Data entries
★ ★ ★ ★ ★

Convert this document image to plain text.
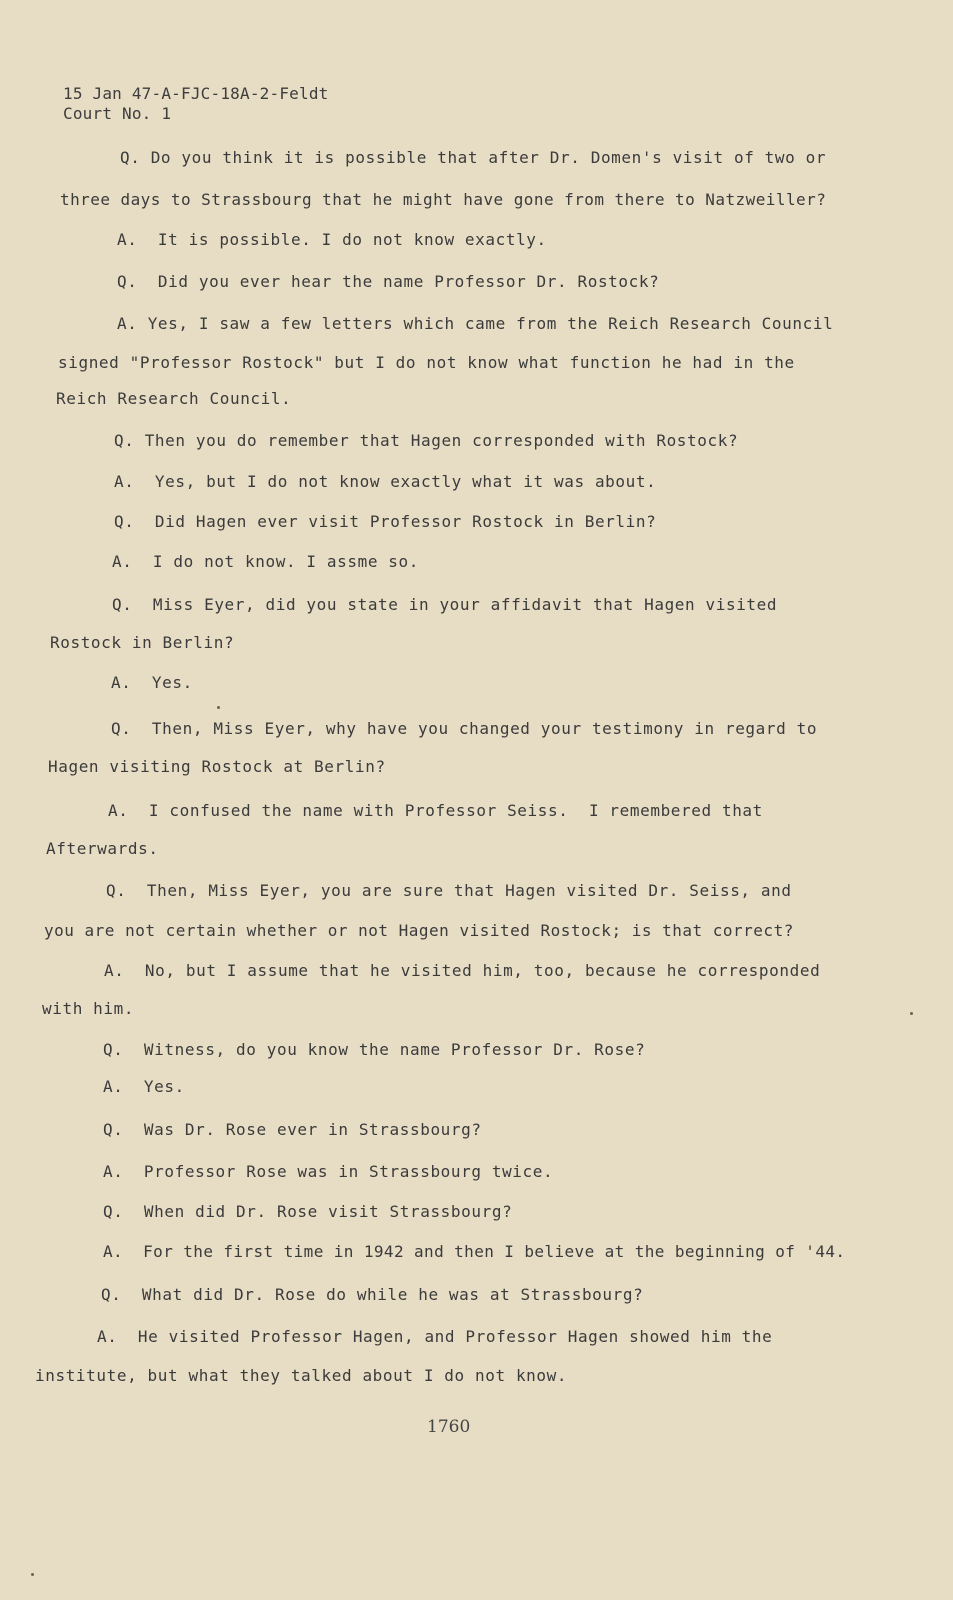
15 Jan 47-A-FJC-18A-2-Feldt
Court No. 1
Q. Do you think it is possible that after Dr. Domen's visit of two or
three days to Strassbourg that he might have gone from there to Natzweiller?
A.  It is possible. I do not know exactly.
Q.  Did you ever hear the name Professor Dr. Rostock?
A. Yes, I saw a few letters which came from the Reich Research Council
signed "Professor Rostock" but I do not know what function he had in the
Reich Research Council.
Q. Then you do remember that Hagen corresponded with Rostock?
A.  Yes, but I do not know exactly what it was about.
Q.  Did Hagen ever visit Professor Rostock in Berlin?
A.  I do not know. I assme so.
Q.  Miss Eyer, did you state in your affidavit that Hagen visited
Rostock in Berlin?
A.  Yes.
Q.  Then, Miss Eyer, why have you changed your testimony in regard to
Hagen visiting Rostock at Berlin?
A.  I confused the name with Professor Seiss.  I remembered that
Afterwards.
Q.  Then, Miss Eyer, you are sure that Hagen visited Dr. Seiss, and
you are not certain whether or not Hagen visited Rostock; is that correct?
A.  No, but I assume that he visited him, too, because he corresponded
with him.
Q.  Witness, do you know the name Professor Dr. Rose?
A.  Yes.
Q.  Was Dr. Rose ever in Strassbourg?
A.  Professor Rose was in Strassbourg twice.
Q.  When did Dr. Rose visit Strassbourg?
A.  For the first time in 1942 and then I believe at the beginning of '44.
Q.  What did Dr. Rose do while he was at Strassbourg?
A.  He visited Professor Hagen, and Professor Hagen showed him the
institute, but what they talked about I do not know.
1760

★ ★ ★ ★ ★

▶ Work required
Set down all the data again exactly as above, pictures excluded.

▶ Reply
Convert this document image to plain text.
15 Jan 47-A-FJC-18A-2-Feldt
Court No. 1
Q. Do you think it is possible that after Dr. Domen's visit of two or
three days to Strassbourg that he might have gone from there to Natzweiller?
A.  It is possible. I do not know exactly.
Q.  Did you ever hear the name Professor Dr. Rostock?
A. Yes, I saw a few letters which came from the Reich Research Council
signed "Professor Rostock" but I do not know what function he had in the
Reich Research Council.
Q. Then you do remember that Hagen corresponded with Rostock?
A.  Yes, but I do not know exactly what it was about.
Q.  Did Hagen ever visit Professor Rostock in Berlin?
A.  I do not know. I assme so.
Q.  Miss Eyer, did you state in your affidavit that Hagen visited
Rostock in Berlin?
A.  Yes.
Q.  Then, Miss Eyer, why have you changed your testimony in regard to
Hagen visiting Rostock at Berlin?
A.  I confused the name with Professor Seiss.  I remembered that
Afterwards.
Q.  Then, Miss Eyer, you are sure that Hagen visited Dr. Seiss, and
you are not certain whether or not Hagen visited Rostock; is that correct?
A.  No, but I assume that he visited him, too, because he corresponded
with him.
Q.  Witness, do you know the name Professor Dr. Rose?
A.  Yes.
Q.  Was Dr. Rose ever in Strassbourg?
A.  Professor Rose was in Strassbourg twice.
Q.  When did Dr. Rose visit Strassbourg?
A.  For the first time in 1942 and then I believe at the beginning of '44.
Q.  What did Dr. Rose do while he was at Strassbourg?
A.  He visited Professor Hagen, and Professor Hagen showed him the
institute, but what they talked about I do not know.
1760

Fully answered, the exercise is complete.